**EXERCISE**
Review the lines that follow and copy each one that contains the word "предоставляется".

**TASK INPUT**
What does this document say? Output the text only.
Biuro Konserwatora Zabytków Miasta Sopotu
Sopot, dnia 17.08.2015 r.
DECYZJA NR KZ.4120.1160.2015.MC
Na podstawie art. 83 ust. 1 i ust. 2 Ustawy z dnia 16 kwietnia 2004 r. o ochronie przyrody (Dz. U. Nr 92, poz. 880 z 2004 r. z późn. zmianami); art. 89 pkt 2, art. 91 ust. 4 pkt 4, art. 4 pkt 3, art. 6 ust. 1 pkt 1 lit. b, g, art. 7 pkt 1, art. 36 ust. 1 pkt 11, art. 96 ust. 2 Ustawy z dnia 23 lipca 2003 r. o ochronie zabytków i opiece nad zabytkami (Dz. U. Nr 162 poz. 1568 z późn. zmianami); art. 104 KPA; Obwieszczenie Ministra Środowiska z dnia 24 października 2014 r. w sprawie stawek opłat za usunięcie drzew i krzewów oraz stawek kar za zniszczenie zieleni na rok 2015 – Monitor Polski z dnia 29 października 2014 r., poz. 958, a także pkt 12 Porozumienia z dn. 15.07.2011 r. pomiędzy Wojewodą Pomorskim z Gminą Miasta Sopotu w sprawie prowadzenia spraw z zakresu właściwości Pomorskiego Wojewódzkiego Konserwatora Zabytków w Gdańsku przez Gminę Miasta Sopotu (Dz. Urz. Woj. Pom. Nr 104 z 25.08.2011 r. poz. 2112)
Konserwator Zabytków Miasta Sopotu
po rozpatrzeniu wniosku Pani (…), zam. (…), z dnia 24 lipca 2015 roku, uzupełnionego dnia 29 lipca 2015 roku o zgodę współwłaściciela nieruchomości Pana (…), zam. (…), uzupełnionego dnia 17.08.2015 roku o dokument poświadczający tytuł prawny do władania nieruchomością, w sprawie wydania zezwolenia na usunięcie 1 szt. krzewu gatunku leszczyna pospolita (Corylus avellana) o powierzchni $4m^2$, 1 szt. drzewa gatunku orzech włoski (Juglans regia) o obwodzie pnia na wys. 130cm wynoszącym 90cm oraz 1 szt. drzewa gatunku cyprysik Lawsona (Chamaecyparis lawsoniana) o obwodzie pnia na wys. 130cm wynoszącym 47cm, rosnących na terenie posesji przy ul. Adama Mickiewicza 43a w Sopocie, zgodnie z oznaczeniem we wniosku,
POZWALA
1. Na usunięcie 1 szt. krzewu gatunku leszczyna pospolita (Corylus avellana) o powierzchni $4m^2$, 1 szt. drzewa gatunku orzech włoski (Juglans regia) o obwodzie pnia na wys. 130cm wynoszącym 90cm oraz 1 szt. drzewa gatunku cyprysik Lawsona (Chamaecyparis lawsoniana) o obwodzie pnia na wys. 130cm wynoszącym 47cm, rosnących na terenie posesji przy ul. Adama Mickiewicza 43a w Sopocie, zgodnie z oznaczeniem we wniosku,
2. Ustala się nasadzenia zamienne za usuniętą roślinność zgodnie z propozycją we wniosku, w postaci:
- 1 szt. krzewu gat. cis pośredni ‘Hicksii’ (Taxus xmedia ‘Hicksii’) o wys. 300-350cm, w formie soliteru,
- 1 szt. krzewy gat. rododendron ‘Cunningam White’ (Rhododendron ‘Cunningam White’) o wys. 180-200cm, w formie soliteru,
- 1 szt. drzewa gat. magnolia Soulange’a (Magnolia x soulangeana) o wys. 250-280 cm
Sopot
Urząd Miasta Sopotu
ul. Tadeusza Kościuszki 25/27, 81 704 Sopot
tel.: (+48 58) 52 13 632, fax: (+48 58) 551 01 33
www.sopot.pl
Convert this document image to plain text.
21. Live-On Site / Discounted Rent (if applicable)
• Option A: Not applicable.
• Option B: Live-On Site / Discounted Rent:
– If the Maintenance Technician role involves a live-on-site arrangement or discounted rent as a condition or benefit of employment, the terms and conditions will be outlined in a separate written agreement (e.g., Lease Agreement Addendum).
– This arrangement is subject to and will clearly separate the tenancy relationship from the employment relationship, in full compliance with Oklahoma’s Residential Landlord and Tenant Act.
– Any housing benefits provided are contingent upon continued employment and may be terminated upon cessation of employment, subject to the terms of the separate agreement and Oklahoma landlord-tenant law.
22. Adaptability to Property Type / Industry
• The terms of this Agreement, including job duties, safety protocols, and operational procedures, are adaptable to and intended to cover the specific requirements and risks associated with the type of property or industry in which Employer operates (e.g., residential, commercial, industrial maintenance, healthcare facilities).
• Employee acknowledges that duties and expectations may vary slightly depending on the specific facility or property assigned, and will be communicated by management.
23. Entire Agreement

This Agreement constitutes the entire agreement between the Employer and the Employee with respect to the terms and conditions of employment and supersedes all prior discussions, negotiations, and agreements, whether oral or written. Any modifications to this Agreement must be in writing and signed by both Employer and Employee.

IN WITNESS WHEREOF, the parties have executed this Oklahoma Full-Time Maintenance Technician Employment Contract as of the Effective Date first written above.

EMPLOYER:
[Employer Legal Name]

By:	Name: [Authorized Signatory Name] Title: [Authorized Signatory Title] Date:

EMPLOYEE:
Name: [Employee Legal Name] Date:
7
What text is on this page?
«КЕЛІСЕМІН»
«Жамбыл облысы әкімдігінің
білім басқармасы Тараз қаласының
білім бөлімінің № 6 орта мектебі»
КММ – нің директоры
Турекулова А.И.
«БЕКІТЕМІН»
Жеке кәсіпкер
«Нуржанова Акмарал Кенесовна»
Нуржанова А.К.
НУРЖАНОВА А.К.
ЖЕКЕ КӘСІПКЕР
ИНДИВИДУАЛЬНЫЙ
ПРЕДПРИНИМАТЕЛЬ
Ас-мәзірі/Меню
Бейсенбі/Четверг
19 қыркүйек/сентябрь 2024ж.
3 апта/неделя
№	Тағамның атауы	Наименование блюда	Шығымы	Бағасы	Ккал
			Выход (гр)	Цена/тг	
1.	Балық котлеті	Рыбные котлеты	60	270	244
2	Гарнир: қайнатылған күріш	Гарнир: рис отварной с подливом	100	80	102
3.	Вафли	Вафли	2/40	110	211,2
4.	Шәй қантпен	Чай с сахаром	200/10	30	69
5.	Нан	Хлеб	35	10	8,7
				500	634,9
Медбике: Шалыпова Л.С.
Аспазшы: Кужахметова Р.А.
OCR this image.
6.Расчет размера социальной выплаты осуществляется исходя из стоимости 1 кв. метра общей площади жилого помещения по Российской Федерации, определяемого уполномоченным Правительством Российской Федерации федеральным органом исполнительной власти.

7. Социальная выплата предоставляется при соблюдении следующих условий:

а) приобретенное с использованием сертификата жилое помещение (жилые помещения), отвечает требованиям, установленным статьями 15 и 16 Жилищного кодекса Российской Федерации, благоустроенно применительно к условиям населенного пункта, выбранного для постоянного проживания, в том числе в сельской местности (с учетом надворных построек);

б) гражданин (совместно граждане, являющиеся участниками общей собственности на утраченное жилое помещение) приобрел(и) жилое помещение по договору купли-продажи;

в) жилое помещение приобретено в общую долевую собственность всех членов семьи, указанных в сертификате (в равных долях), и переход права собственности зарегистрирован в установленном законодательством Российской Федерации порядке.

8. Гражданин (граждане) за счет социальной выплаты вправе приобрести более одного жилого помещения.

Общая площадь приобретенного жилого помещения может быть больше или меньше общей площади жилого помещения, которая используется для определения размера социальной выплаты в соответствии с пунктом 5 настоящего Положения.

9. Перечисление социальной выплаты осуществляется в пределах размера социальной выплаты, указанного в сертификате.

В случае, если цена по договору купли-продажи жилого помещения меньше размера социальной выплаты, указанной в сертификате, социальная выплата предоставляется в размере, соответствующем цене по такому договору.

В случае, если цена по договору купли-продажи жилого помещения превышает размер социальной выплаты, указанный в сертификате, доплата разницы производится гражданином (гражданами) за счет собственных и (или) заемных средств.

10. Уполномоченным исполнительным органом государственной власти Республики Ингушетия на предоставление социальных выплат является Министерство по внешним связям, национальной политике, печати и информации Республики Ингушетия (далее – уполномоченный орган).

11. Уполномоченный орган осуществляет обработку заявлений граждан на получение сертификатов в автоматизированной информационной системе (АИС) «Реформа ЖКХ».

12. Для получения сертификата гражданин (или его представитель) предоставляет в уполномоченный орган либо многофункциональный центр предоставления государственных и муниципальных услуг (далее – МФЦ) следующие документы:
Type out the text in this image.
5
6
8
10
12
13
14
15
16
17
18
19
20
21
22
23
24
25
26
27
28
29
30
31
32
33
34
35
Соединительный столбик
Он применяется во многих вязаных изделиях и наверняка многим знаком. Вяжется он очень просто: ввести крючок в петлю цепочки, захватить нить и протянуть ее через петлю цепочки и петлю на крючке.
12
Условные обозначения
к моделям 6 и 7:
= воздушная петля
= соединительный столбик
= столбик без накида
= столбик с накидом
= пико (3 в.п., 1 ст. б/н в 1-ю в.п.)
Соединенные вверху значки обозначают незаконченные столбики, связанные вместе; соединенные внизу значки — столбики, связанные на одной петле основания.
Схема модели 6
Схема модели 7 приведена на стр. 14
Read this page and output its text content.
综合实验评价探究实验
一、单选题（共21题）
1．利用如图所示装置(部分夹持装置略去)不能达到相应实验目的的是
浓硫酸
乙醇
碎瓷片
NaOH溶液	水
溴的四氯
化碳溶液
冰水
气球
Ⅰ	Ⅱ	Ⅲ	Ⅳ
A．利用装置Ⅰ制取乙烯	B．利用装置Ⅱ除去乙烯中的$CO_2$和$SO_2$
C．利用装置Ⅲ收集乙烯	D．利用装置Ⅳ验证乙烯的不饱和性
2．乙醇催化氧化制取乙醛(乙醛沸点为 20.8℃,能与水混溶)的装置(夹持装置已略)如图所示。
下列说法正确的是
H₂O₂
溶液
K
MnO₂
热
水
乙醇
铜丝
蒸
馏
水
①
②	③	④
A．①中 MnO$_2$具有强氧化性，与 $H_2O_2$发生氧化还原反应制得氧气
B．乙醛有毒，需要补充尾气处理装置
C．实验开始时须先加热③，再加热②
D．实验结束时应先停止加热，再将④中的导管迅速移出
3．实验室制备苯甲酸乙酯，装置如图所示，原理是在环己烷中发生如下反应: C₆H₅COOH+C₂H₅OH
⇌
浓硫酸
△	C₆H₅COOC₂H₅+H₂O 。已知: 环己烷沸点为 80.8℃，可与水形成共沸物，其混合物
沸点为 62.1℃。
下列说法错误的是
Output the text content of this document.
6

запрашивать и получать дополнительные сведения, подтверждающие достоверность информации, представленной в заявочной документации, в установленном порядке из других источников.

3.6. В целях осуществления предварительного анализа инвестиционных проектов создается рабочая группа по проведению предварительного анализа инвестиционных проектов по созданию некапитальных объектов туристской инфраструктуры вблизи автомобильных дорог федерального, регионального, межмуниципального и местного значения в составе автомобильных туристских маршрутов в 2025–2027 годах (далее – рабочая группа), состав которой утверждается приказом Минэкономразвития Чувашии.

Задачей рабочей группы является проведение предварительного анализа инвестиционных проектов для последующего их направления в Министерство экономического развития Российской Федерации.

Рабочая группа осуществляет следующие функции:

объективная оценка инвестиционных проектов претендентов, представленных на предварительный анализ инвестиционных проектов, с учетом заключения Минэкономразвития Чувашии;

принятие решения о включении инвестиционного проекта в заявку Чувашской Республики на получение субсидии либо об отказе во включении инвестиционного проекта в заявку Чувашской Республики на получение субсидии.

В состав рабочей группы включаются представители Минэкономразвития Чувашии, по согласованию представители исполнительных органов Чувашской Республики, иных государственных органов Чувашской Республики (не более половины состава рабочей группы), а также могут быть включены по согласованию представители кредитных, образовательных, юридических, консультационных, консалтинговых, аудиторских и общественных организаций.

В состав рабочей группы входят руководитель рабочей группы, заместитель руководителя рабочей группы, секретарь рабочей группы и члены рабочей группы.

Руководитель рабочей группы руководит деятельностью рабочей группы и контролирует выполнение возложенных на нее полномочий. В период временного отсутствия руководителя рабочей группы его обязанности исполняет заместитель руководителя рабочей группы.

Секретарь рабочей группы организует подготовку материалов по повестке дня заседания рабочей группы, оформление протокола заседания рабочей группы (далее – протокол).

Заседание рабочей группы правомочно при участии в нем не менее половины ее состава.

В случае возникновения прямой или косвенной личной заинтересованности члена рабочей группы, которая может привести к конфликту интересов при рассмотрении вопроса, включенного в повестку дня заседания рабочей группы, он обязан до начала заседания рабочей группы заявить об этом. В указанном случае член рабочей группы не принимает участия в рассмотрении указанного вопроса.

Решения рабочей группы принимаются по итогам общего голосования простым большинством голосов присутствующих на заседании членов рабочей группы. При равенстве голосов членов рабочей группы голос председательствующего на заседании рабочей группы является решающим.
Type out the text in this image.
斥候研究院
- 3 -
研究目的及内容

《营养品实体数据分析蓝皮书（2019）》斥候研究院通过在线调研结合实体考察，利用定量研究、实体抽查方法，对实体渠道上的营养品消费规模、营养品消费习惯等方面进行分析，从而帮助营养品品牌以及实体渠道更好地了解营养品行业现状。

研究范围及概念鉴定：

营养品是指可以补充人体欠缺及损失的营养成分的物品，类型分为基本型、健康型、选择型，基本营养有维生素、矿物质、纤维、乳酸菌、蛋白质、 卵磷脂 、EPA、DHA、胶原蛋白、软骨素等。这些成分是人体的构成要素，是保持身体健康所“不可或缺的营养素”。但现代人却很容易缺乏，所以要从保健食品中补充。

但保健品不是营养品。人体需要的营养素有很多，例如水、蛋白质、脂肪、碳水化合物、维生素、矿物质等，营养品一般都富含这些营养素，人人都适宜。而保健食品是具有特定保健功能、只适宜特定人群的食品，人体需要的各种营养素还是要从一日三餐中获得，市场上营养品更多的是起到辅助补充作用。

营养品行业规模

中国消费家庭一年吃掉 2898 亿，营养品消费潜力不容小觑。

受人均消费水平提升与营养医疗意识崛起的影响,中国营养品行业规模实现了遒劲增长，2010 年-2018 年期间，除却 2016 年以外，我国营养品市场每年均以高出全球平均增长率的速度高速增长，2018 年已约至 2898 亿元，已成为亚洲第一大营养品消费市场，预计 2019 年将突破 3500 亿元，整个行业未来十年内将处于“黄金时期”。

**SOLUTION TO THIS TASK**
7. Социальная выплата предоставляется при соблюдении следующих условий:
В случае, если цена по договору купли-продажи жилого помещения меньше размера социальной выплаты, указанной в сертификате, социальная выплата предоставляется в размере, соответствующем цене по такому договору.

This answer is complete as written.